§ **WHAT NEEDS TO BE DONE**
Lines containing the string "facere" are to be counted. Write only how many there are.

§ **MATERIAL PROVIDED**
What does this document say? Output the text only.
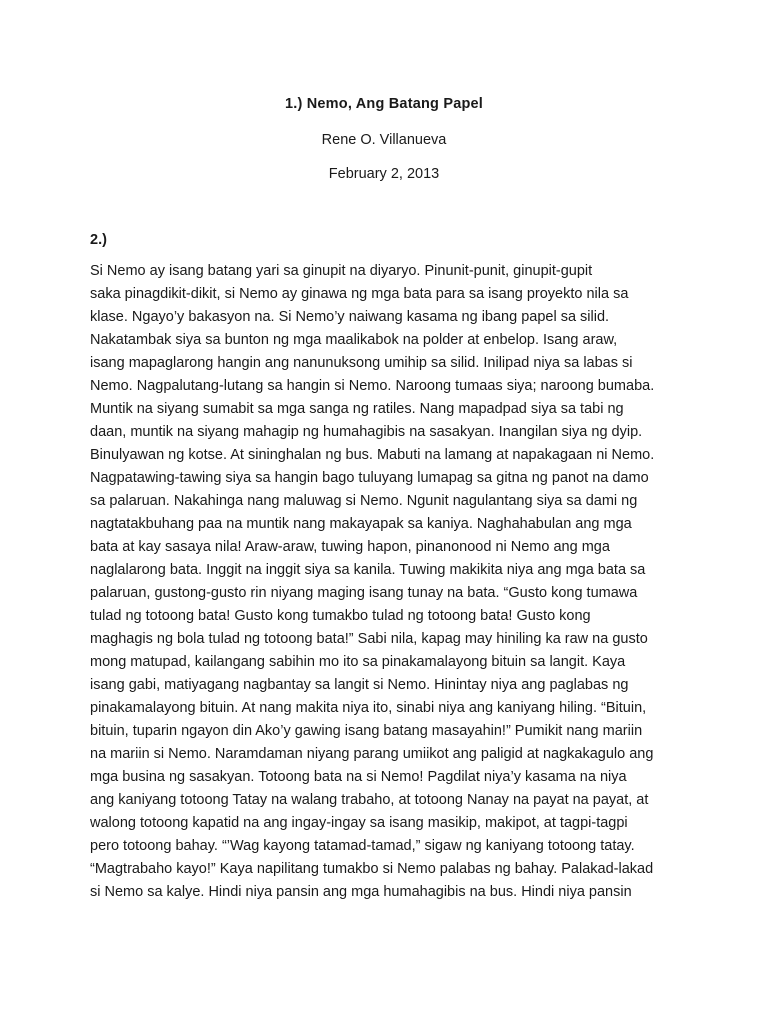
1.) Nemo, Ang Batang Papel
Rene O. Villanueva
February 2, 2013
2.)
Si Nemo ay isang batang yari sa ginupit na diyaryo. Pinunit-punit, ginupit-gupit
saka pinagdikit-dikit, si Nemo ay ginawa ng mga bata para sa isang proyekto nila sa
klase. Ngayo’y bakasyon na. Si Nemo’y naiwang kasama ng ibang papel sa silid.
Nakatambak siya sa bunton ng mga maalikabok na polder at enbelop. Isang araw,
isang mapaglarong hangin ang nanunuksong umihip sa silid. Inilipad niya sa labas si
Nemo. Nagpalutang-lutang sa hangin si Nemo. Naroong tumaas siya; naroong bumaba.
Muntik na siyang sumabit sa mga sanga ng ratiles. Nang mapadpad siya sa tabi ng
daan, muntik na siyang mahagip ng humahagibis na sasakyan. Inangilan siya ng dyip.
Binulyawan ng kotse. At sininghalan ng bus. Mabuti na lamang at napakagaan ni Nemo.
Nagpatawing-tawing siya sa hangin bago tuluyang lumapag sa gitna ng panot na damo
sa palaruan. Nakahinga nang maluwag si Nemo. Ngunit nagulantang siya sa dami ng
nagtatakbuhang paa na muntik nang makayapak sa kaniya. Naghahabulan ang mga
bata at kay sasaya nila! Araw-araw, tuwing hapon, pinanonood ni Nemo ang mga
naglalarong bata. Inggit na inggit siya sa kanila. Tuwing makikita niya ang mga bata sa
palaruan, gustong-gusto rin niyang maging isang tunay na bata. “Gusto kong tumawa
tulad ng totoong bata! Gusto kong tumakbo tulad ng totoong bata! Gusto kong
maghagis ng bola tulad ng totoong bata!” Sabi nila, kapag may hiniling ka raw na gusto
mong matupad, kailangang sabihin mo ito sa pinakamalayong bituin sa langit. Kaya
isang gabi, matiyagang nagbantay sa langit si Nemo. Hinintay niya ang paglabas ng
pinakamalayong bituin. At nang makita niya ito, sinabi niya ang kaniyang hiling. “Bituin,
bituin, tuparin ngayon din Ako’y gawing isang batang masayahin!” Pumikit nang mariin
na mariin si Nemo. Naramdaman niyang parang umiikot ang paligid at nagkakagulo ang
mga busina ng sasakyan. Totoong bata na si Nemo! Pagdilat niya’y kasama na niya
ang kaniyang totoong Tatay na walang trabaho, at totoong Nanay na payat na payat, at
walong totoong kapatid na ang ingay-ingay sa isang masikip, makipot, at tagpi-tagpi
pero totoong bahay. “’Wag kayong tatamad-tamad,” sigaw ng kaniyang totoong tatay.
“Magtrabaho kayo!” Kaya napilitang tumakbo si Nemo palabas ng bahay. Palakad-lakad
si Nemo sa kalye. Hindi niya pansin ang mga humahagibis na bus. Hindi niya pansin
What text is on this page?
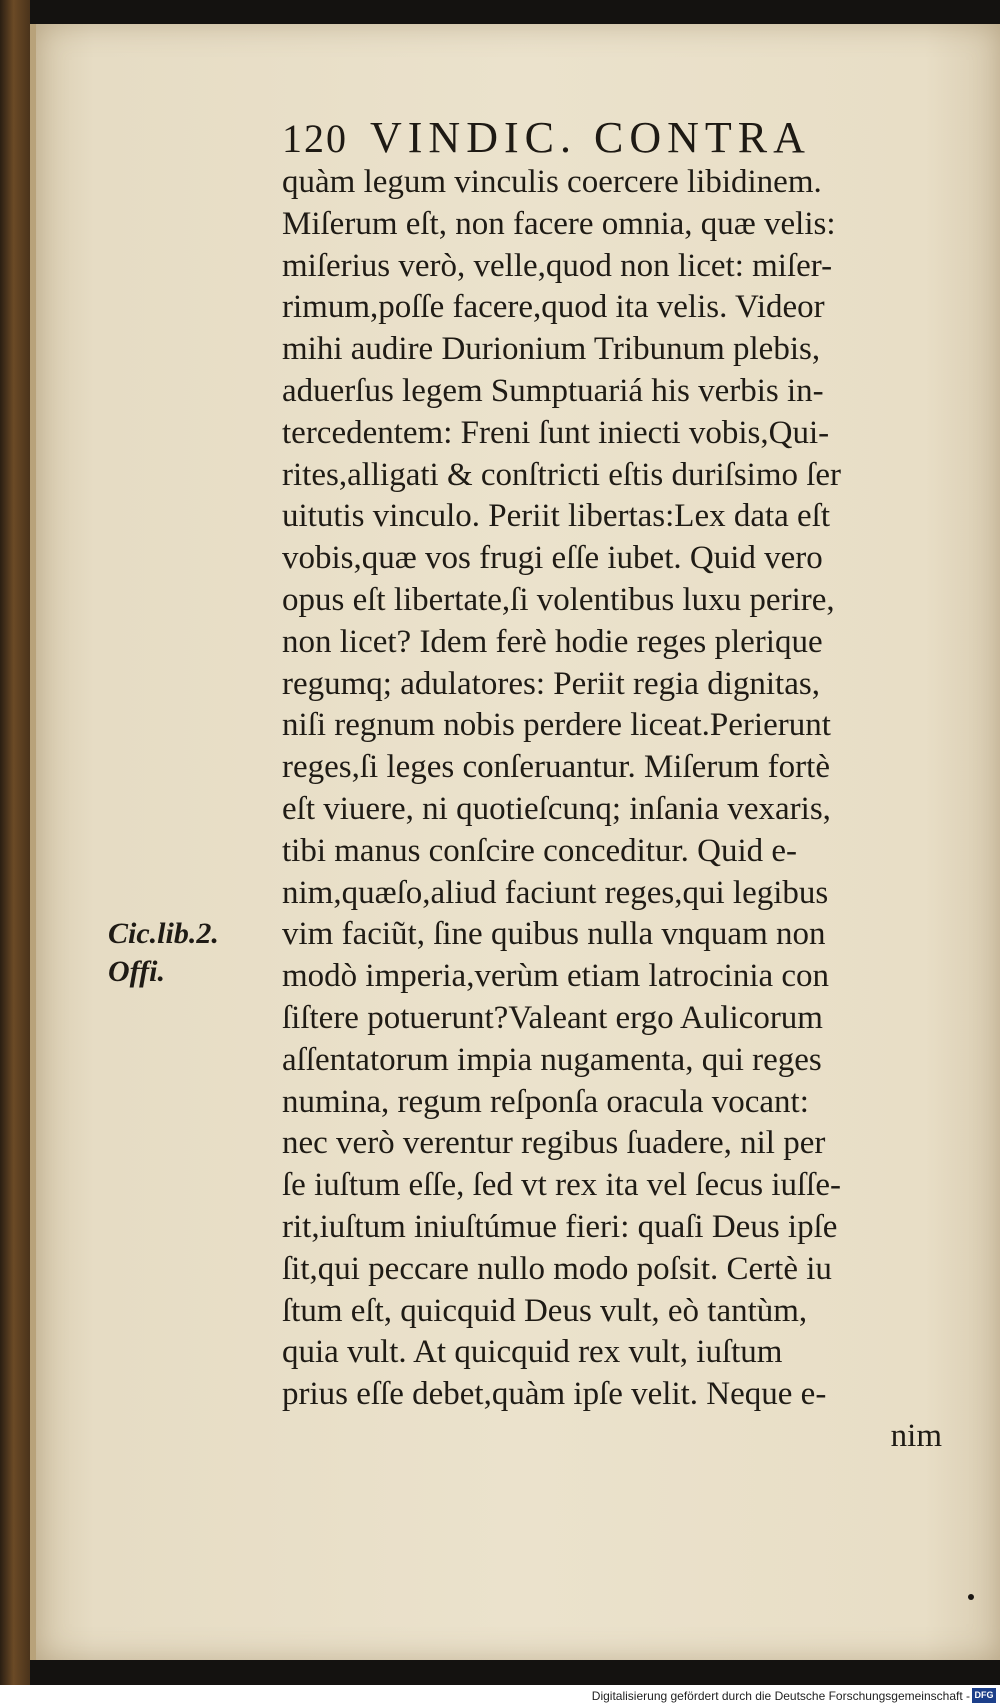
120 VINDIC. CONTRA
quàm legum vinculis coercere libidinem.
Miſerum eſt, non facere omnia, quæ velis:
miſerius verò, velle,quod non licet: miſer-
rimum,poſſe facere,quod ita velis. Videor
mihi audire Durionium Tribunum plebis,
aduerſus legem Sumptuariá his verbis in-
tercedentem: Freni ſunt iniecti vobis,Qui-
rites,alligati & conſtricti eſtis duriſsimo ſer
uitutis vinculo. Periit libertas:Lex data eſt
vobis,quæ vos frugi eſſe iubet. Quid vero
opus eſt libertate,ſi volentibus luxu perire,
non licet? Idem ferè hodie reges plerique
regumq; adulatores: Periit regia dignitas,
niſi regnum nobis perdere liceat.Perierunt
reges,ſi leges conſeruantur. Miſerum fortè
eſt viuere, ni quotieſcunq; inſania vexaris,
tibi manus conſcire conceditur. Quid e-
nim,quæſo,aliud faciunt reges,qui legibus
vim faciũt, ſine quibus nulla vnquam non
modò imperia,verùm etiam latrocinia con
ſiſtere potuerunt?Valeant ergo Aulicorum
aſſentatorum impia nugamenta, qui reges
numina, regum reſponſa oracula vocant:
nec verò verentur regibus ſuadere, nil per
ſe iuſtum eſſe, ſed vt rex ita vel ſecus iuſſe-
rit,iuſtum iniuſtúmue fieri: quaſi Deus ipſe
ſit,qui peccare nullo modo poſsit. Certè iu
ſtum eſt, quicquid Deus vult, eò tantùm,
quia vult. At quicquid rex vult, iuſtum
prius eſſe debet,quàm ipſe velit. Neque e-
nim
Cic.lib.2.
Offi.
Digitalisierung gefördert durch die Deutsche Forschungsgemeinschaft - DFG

§ **WORKED ANSWER**
2